# Request A
In the Michael Dixon interview below, swap "gentleman" for "man" and reproduce the passage from "I have begun" to "references for paintings?".

Michael Dixon: A Discussion About Race, Representation, and Biracial Identity
Or Does It Explode, 03/14/2016
Michael Dixon is a California-born artist who teaches as an associate professor at Albion College and was recently awarded studio space in New York through the Sharpe-Walentas Studio Program. His paintings direct us toward controversy, self-reflection, and an appreciation for the value of these experiences.
Dixon explores the personal experiences of biracial blacks, including an immersive investigation into his own experiences. As such, concepts of social psychology condense within each portrait - concepts such as social identity theory and self-categorization theory - allowing us to explore our identification with one particular group over another.
His most recent projects include Shared Histories/ Turkey: an investigations into Turkish, biracial blacks and The More Things Change, The More Things Stay The Same: a reflection upon the recent killings of unarmed black men.
When did you first begin painting?
I started painting as an undergraduate art student at Arizona State University. I drew as a kid but didn’t learn painting until college.
You've stated that each painting is a conversation with the subject that you're painting about and how they define themselves. Is there a particular story that resonated with you?
Much of my work is self-portraiture, but I have recently been making portrait paintings of other people who self identify as bi-racial and Black. This long-term project is called Shared Histories and started with paintings of Afro-Turks in the southwestern region of Turkey. I am interested in how bi-racial Blacks are being perceived racially by others, how they are choosing to self-identify and why? I am interested in a shared language of experiences across cultural boundaries. I aspire to make one hundred portraits of bi-racial Blacks across the globe.
I have begun collecting stories and painting portraits of people in the US. One story that stands out to me is a gentleman I talked to in San Diego, CA. He told me that he was more comfortable around white people and preferred these interactions. He did not feel comfortable around or accepted by Black people because his Black peers teased him as a youth. I was shocked because this was profoundly different from my own experiences and feelings. While I have had some rejection from blacks throughout my life, I have been more hurt by whites and racism. This particular conversation reinforced to me the complexity of the topic. There are not going to be any simple conclusions.
Do you typically use photo references for paintings?
Yes. My painting process includes both photography and performance. I most often start with a performance and use the camera to capture moments that I later respond to in the studio.

# Information supplied

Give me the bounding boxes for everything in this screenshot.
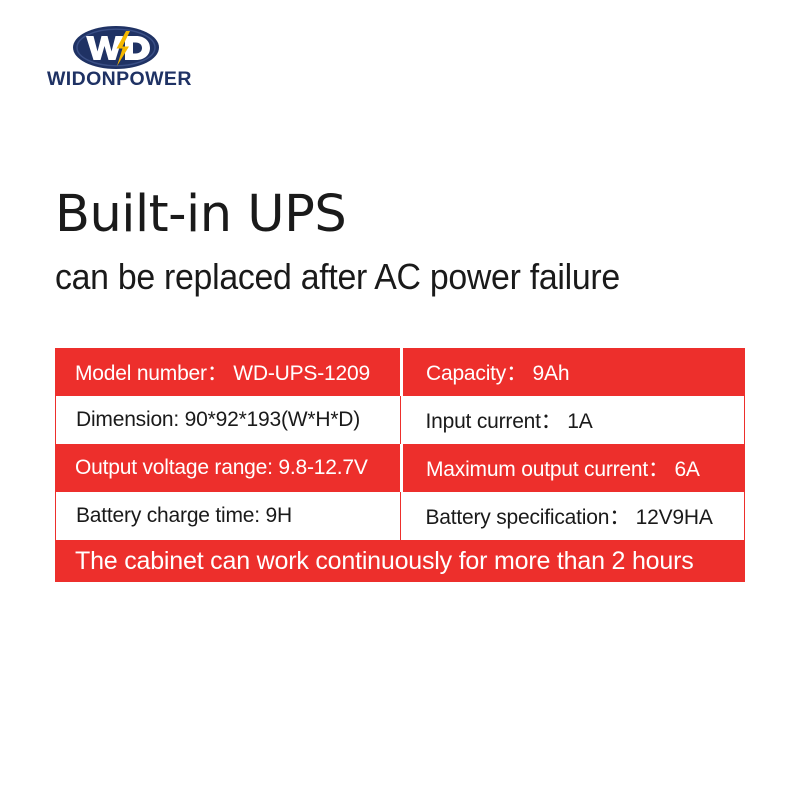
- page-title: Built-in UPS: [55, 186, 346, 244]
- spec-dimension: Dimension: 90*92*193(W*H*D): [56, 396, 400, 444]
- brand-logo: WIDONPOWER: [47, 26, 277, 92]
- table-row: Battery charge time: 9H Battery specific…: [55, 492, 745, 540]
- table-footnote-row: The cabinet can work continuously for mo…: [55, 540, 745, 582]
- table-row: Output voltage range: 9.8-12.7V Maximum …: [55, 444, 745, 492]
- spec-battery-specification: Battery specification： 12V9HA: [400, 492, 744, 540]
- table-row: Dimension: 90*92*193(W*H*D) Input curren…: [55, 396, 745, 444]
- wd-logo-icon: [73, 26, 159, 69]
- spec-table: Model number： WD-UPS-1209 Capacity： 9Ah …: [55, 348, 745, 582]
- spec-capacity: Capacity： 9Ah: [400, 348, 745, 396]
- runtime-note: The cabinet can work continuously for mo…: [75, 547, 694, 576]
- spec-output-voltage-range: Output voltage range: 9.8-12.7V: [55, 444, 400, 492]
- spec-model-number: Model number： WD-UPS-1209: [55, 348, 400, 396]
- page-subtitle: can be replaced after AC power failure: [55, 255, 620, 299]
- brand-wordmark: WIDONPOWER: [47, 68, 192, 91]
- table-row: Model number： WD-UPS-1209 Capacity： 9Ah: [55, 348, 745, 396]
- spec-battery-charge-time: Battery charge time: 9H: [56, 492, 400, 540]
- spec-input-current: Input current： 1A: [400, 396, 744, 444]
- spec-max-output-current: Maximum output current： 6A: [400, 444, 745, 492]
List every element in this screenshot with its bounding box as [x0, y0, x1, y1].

---

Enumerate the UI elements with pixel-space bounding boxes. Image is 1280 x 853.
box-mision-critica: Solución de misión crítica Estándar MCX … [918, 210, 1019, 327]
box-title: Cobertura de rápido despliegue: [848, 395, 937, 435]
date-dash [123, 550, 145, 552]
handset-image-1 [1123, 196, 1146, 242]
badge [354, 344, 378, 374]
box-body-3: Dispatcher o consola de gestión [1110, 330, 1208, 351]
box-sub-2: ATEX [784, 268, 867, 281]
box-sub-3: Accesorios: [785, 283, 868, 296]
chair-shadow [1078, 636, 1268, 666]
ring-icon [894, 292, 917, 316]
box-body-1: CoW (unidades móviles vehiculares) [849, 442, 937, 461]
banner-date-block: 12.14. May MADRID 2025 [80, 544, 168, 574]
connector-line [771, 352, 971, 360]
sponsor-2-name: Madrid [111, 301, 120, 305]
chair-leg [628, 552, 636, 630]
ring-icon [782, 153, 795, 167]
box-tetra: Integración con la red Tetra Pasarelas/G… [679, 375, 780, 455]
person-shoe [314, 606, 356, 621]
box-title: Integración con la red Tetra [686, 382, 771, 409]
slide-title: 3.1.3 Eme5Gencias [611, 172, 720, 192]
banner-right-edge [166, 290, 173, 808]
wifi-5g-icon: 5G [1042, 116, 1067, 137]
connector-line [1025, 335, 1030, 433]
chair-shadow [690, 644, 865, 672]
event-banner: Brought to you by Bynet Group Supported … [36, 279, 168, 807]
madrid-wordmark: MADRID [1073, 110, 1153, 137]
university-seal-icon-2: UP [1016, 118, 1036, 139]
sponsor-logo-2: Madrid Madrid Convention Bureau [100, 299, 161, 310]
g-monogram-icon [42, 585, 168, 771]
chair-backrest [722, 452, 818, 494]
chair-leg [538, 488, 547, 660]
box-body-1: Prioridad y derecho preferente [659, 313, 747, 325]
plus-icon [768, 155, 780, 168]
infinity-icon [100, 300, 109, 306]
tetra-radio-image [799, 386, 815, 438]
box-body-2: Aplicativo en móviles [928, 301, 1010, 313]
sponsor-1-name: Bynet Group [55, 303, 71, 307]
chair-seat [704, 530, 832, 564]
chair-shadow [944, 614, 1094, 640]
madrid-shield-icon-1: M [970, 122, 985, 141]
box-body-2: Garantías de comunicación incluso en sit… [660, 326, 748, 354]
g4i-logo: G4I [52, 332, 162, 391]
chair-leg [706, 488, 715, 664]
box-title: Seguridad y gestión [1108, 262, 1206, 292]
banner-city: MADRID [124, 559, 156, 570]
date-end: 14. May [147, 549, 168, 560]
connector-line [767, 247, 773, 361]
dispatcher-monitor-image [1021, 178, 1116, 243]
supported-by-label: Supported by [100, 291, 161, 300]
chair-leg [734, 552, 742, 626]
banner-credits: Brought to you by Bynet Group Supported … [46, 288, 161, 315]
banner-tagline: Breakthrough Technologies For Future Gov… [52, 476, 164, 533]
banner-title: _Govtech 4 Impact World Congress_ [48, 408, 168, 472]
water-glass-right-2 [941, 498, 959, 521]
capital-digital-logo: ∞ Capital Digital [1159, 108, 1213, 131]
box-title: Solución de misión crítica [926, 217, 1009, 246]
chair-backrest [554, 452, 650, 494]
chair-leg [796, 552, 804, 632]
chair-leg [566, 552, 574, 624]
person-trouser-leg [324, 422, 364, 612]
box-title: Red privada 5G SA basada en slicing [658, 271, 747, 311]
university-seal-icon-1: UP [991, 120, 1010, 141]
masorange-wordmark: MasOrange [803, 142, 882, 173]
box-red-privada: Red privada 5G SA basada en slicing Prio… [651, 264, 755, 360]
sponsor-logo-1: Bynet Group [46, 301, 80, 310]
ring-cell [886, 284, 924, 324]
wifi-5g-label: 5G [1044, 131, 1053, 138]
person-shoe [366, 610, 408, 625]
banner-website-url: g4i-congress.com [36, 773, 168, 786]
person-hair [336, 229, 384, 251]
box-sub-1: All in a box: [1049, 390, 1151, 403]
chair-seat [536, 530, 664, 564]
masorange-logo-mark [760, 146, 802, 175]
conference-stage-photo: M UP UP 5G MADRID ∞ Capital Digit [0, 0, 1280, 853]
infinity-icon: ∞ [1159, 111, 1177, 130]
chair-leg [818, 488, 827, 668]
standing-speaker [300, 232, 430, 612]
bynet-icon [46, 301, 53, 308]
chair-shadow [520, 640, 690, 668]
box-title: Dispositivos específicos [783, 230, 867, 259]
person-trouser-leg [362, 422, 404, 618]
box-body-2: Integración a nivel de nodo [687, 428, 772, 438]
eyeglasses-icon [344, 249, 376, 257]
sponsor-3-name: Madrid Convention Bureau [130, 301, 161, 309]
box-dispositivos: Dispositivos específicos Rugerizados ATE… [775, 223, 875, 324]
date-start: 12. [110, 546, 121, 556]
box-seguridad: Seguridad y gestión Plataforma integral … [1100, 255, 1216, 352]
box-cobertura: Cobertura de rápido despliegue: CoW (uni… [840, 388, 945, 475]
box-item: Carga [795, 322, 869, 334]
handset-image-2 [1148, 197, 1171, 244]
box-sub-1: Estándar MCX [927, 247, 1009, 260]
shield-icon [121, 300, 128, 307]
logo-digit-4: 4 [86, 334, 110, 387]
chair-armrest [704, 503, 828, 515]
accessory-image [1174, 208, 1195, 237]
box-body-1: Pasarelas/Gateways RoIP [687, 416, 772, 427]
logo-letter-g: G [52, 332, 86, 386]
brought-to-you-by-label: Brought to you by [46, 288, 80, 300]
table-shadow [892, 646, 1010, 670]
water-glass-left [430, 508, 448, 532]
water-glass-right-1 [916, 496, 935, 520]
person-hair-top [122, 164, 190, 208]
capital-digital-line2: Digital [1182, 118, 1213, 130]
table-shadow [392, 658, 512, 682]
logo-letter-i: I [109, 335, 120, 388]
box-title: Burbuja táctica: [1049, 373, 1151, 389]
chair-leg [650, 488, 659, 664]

# Request B
Put the lines of the first block of entries, from the line with "- page-title: Built-in" to the line with "List every element", into a Markdown table with the columns Row and Line. Number each row and skip blank lines.

# Written answer A
I have begun collecting stories and painting portraits of people in the US. One story that stands out to me is a man I talked to in San Diego, CA. He told me that he was more comfortable around white people and preferred these interactions. He did not feel comfortable around or accepted by Black people because his Black peers teased him as a youth. I was shocked because this was profoundly different from my own experiences and feelings. While I have had some rejection from blacks throughout my life, I have been more hurt by whites and racism. This particular conversation reinforced to me the complexity of the topic. There are not going to be any simple conclusions.
Do you typically use photo references for paintings?

# Written answer B
| Row | Line |
|---|---|
| 1 | - page-title: Built-in UPS: [55, 186, 346, 244] |
| 2 | - spec-dimension: Dimension: 90*92*193(W*H*D): [56, 396, 400, 444] |
| 3 | - brand-logo: WIDONPOWER: [47, 26, 277, 92] |
| 4 | - table-row: Battery charge time: 9H Battery specific…: [55, 492, 745, 540] |
| 5 | - table-footnote-row: The cabinet can work continuously for mo…: [55, 540, 745, 582] |
| 6 | - table-row: Output voltage range: 9.8-12.7V Maximum …: [55, 444, 745, 492] |
| 7 | - spec-battery-specification: Battery specification： 12V9HA: [400, 492, 744, 540] |
| 8 | - table-row: Dimension: 90*92*193(W*H*D) Input curren…: [55, 396, 745, 444] |
| 9 | - wd-logo-icon: [73, 26, 159, 69] |
| 10 | - spec-table: Model number： WD-UPS-1209 Capacity： 9Ah …: [55, 348, 745, 582] |
| 11 | - spec-capacity: Capacity： 9Ah: [400, 348, 745, 396] |
| 12 | - runtime-note: The cabinet can work continuously for mo…: [75, 547, 694, 576] |
| 13 | - spec-output-voltage-range: Output voltage range: 9.8-12.7V: [55, 444, 400, 492] |
| 14 | - spec-model-number: Model number： WD-UPS-1209: [55, 348, 400, 396] |
| 15 | - page-subtitle: can be replaced after AC power failure: [55, 255, 620, 299] |
| 16 | - brand-wordmark: WIDONPOWER: [47, 68, 192, 91] |
| 17 | - table-row: Model number： WD-UPS-1209 Capacity： 9Ah: [55, 348, 745, 396] |
| 18 | - spec-battery-charge-time: Battery charge time: 9H: [56, 492, 400, 540] |
| 19 | - spec-input-current: Input current： 1A: [400, 396, 744, 444] |
| 20 | - spec-max-output-current: Maximum output current： 6A: [400, 444, 745, 492] |
| 21 | List every element in this screenshot with its bounding box as [x0, y0, x1, y1]. |